begin Text block

Here at [Re_Map] we’re not just about future visions and computation and an interesting exchange with a historian of technology this week brought together some thoughts, conversations and recent archive footage, of which we had been in receipt, to make this rumination. The historian in question had been to visit RAF Barnham where the Blue Steel nuclear deterrent was stored until 1963. His observations included one concerning the plan of the outer perimeter that had unnecessarily assumed a pentagonal plan, a type of fortification that stretches back to the C14 to contain C20, state of the art, weaponry. The point being that the act of ‘design’ in technology can be seen to be frequently referential to earlier forms and methods, as some sort of default and even in the most extreme of circumstances.

end Text block

Stated problem A
Reproduce the RAF Barnham passage word for word, from "Here at [Re_Map]" up to and including "extreme of circumstances.".
Stated problem B
According to the RAF Barnham passage, what shape of plan did the outer perimeter take?

begin Recorded data

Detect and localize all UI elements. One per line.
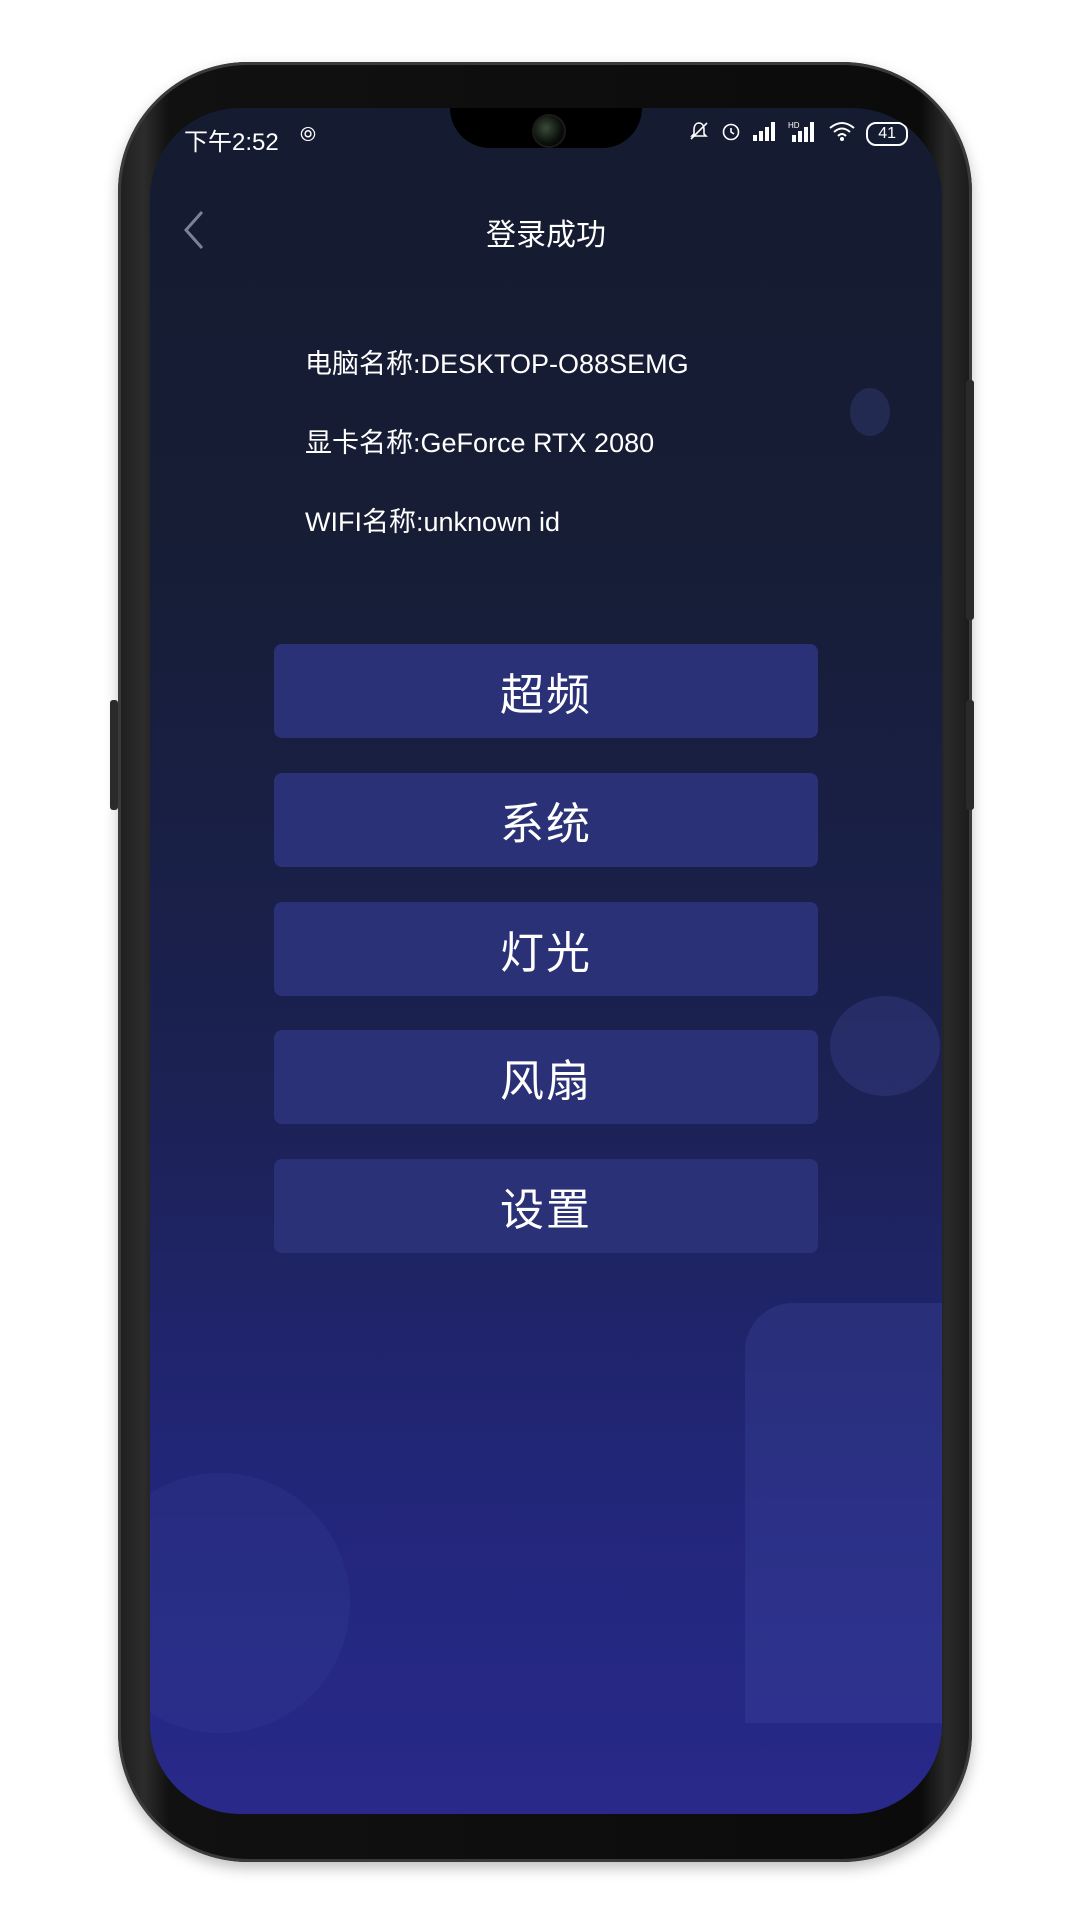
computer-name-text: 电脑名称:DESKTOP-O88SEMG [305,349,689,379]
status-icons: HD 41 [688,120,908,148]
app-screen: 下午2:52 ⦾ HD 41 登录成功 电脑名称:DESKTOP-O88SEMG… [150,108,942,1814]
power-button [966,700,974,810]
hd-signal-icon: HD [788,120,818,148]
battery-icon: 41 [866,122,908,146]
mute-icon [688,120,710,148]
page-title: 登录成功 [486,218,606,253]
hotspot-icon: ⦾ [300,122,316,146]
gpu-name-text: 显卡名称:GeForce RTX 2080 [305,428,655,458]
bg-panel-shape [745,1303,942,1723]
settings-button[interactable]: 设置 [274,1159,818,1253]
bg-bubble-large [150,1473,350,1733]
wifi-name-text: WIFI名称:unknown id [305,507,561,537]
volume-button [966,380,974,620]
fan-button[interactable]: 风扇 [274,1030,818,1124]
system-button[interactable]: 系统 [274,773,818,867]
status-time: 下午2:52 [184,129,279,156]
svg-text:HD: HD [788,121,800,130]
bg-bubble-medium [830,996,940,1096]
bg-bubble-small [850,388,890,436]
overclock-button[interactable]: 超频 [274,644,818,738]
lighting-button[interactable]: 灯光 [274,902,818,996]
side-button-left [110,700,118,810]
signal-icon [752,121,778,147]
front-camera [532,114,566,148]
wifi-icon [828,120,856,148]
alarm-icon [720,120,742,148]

end Recorded data
begin Recorded data

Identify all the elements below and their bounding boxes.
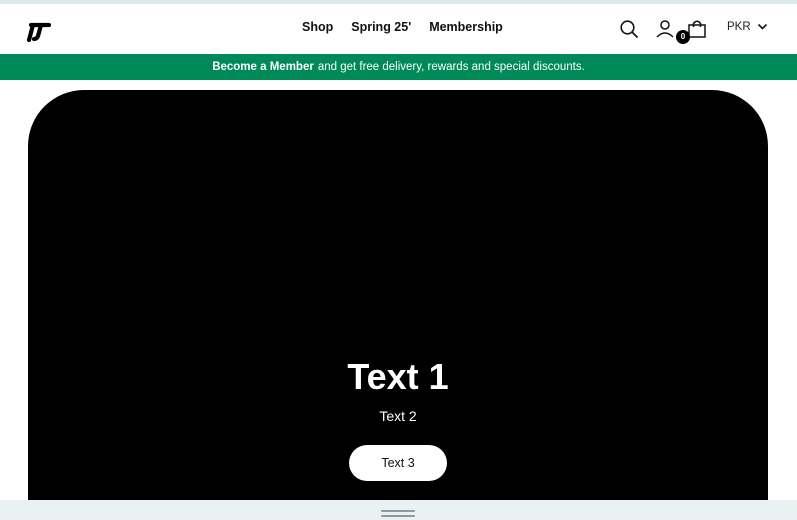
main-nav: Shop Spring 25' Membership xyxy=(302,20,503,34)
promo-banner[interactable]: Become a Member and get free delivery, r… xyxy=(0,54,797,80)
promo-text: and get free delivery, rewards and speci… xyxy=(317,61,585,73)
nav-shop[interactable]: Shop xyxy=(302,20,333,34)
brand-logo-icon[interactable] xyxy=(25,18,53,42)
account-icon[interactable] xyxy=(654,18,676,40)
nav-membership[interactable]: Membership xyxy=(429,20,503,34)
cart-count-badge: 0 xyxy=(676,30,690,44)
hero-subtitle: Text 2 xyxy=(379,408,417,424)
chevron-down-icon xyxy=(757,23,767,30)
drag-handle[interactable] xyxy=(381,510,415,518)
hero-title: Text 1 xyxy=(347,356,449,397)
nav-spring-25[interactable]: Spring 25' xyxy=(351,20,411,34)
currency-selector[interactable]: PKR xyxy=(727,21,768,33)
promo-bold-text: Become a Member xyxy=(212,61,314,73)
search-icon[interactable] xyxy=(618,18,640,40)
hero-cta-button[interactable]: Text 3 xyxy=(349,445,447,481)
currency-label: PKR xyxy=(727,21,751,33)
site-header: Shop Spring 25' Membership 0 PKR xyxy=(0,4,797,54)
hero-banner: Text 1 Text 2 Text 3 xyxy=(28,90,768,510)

end Recorded data

Correct response A
Here at [Re_Map] we’re not just about future visions and computation and an interesting exchange with a historian of technology this week brought together some thoughts, conversations and recent archive footage, of which we had been in receipt, to make this rumination. The historian in question had been to visit RAF Barnham where the Blue Steel nuclear deterrent was stored until 1963. His observations included one concerning the plan of the outer perimeter that had unnecessarily assumed a pentagonal plan, a type of fortification that stretches back to the C14 to contain C20, state of the art, weaponry. The point being that the act of ‘design’ in technology can be seen to be frequently referential to earlier forms and methods, as some sort of default and even in the most extreme of circumstances.

Correct response B
A pentagonal plan.